▶ [Article]:
Our Scandinavia home market is also doing well and we see stable demand from several of the customer segments we work with.
In Italy, which is a relatively new market for Nilörn, we are continuing to expand and capture new and excellent customers and brand names. Our concept and offer are well received and the most important reason for the success is Nilörn's web-based solution, combined with our effective global logistics solutions.
In Great Britain the situation is more challenging as the Brexit discussions are leading to more cautious consumers in terms of buying clothing and shoes. In spite hereof the potential is great and there are many strong international brands where our concept is a natural fit. During the month of July our English operations moved into new inspiring premises with a creative environment well adapted to the market and an effective layout for the production and distribution activities.
Our efforts with RFDI labels were further intensified and we are glad that we have won a new and exciting RFID project where deliveries will commence this coming autumn. We also have a number of RFID projects under development, providing interesting growth potential even if the margins are slightly lower.

▶ [Recorded data]:
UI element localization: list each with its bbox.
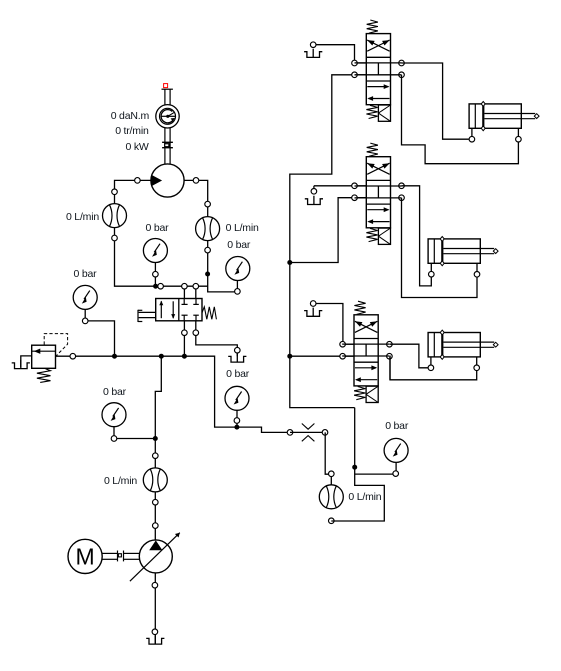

▶ [Aim of the task]:
In the business update, what is given as the most important reason for Nilörn's success in Italy?

▶ [Output of the task]:
Nilörn's web-based solution, combined with its effective global logistics solutions.